- Problem a
Copy the records unchanged, starting at the line that contains "drawdown-annotation: -47% [623,102,742,169]" and ending at the line that contains "legend-label: 沪深300指数 [447,588,518,603]", with both of those lines included.

- Passage given
'''

Internet-Drafts are draft documents valid for a maximum of six months and may be updated, replaced, or obsoleted by other documents at any time. It is inappropriate to use Internet-Drafts as reference material or to cite them other than as "work in progress."
This Internet-Draft will expire on November 1, 2019.
Copyright (c) 2019 IETF Trust and the persons identified as the document authors. All rights reserved.
This document is subject to BCP 78 and the IETF Trust's Legal Provisions Relating to IETF Documents (https://trustee.ietf.org/license-info) in effect on the date of publication of this document. Please review these documents carefully, as they describe your rights and restrictions with respect to this document. Code Components extracted from this document must include Simplified BSD License text as described in Section 4.e of the Trust Legal Provisions and are provided without warranty as described in the Simplified BSD License.
Switched conferencing is an increasingly popular model for multimedia conferences with multiple participants using a combination of audio, video, text, and other media types. With this model, real-time media flows from conference participants are not mixed, transcoded, transrated, recomposed, or otherwise manipulated by a Media Distributor, as might be the case with a traditional media server or multipoint control unit (MCU). Instead, media flows transmitted by conference participants are simply forwarded by Media Distributors to each of the other participants. Media Distributors often forward only a subset of flows based on voice activity detection or other criteria. In some instances, Media Distributors may make limited modifications to RTP [RFC3550] headers, for example, but the actual media content (e.g., voice or video data) is unaltered.
An advantage of switched conferencing is that Media Distributors can be more easily deployed on general-purpose computing hardware, including virtualized environments in private and public clouds. Virtualized public cloud environments have been viewed as less secure since resources are not always physically controlled by those who use them and since there are usually several ports open to the public. This document aims to improve security so as to lower the barrier to taking advantage of those environments.
This document defines a solution framework wherein media privacy is ensured by making it impossible for a media distributor to gain access to keys needed to decrypt or authenticate the actual media content sent between conference participants. At the same time, the framework allows for the Media Distributors to modify certain RTP headers; add, remove, encrypt, or decrypt RTP header extensions; and encrypt and decrypt RTP Control Protocol (RTCP) [RFC3550] packets. The framework also prevents replay attacks by authenticating each packet transmitted between a given participant and the media distributor using a unique key per endpoint that is independent from the key for media encryption and authentication.
A goal of this document is to define a framework for enhanced privacy in RTP-based conferencing environments while utilizing existing security procedures defined for RTP with minimal enhancements.
The key words "MUST", "MUST NOT", "REQUIRED", "SHALL", "SHALL NOT", "SHOULD", "SHOULD NOT", "RECOMMENDED", "NOT RECOMMENDED", "MAY", and "OPTIONAL" in this document are to be interpreted as described in BCP 14 [RFC2119] [RFC8174] when, and only when, they appear in all capitals, as shown here.
Additionally, this solution framework uses the following terms and acronyms:
End-to-End (E2E): Communications from one endpoint through one or more Media Distributors to the endpoint at the other end.
Hop-by-Hop (HBH): Communications between an endpoint and a Media Distributor or between Media Distributors.

'''

- Supplied material
'''

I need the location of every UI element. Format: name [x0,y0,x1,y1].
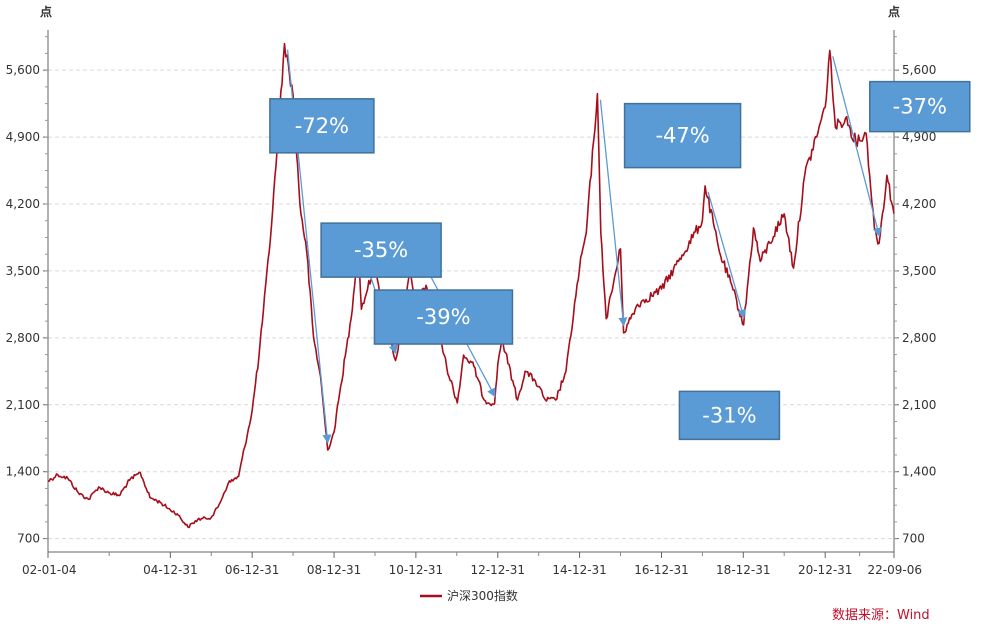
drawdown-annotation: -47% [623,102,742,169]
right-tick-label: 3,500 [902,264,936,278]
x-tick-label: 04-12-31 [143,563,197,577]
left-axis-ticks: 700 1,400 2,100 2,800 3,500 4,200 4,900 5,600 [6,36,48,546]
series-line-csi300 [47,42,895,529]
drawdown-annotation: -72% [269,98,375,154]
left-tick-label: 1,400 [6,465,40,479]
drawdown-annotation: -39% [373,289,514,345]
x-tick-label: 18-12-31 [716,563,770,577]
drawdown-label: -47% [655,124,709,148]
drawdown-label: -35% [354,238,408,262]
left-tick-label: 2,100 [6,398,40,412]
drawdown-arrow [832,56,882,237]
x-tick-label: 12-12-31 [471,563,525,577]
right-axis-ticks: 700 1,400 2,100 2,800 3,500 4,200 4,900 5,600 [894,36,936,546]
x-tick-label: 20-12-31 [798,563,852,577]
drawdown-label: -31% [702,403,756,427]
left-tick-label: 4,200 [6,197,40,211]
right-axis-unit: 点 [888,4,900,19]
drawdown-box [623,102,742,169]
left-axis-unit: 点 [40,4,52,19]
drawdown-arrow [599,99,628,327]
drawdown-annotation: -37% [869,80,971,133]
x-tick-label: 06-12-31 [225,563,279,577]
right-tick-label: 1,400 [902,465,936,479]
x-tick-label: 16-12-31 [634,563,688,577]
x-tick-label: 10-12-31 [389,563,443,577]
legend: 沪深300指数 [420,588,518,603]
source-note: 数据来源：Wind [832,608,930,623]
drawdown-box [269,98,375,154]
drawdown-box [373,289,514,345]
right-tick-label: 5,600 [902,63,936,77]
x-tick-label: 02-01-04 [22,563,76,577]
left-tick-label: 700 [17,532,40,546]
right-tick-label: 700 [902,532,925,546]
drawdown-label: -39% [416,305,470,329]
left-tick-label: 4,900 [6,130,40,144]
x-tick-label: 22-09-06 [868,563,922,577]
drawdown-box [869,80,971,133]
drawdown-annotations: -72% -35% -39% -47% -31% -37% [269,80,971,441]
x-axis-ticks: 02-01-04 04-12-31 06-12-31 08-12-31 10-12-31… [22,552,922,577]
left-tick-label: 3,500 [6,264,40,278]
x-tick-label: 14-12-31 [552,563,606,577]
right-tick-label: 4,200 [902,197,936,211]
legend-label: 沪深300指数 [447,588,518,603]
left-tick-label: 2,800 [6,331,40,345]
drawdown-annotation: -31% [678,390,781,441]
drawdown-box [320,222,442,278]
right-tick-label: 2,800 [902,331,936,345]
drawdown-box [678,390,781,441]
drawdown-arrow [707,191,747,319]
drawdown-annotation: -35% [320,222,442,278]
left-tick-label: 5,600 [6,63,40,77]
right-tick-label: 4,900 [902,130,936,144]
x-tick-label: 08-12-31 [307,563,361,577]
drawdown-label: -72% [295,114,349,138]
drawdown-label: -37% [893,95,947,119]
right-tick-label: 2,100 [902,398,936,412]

'''

- Problem b
Which RFC numbers are cited in the Internet-Draft passage?

- Worked solution a
drawdown-annotation: -47% [623,102,742,169]
right-tick-label: 3,500 [902,264,936,278]
x-tick-label: 04-12-31 [143,563,197,577]
left-axis-ticks: 700 1,400 2,100 2,800 3,500 4,200 4,900 5,600 [6,36,48,546]
series-line-csi300 [47,42,895,529]
drawdown-annotation: -72% [269,98,375,154]
left-tick-label: 1,400 [6,465,40,479]
drawdown-annotation: -39% [373,289,514,345]
x-tick-label: 18-12-31 [716,563,770,577]
drawdown-label: -47% [655,124,709,148]
drawdown-label: -35% [354,238,408,262]
left-tick-label: 2,100 [6,398,40,412]
drawdown-arrow [832,56,882,237]
x-tick-label: 12-12-31 [471,563,525,577]
right-axis-ticks: 700 1,400 2,100 2,800 3,500 4,200 4,900 5,600 [894,36,936,546]
x-tick-label: 20-12-31 [798,563,852,577]
drawdown-label: -31% [702,403,756,427]
left-tick-label: 4,200 [6,197,40,211]
right-axis-unit: 点 [888,4,900,19]
drawdown-box [623,102,742,169]
left-axis-unit: 点 [40,4,52,19]
drawdown-arrow [599,99,628,327]
drawdown-annotation: -37% [869,80,971,133]
x-tick-label: 06-12-31 [225,563,279,577]
right-tick-label: 1,400 [902,465,936,479]
x-tick-label: 16-12-31 [634,563,688,577]
x-tick-label: 10-12-31 [389,563,443,577]
legend: 沪深300指数 [420,588,518,603]
source-note: 数据来源：Wind [832,608,930,623]
drawdown-box [269,98,375,154]
drawdown-box [373,289,514,345]
right-tick-label: 5,600 [902,63,936,77]
x-tick-label: 02-01-04 [22,563,76,577]
left-tick-label: 700 [17,532,40,546]
right-tick-label: 700 [902,532,925,546]
drawdown-label: -39% [416,305,470,329]
left-tick-label: 4,900 [6,130,40,144]
x-tick-label: 22-09-06 [868,563,922,577]
drawdown-box [869,80,971,133]
drawdown-annotations: -72% -35% -39% -47% -31% -37% [269,80,971,441]
x-axis-ticks: 02-01-04 04-12-31 06-12-31 08-12-31 10-12-31… [22,552,922,577]
left-tick-label: 3,500 [6,264,40,278]
x-tick-label: 14-12-31 [552,563,606,577]
right-tick-label: 4,200 [902,197,936,211]
legend-label: 沪深300指数 [447,588,518,603]

- Worked solution b
RFC3550
RFC2119
RFC8174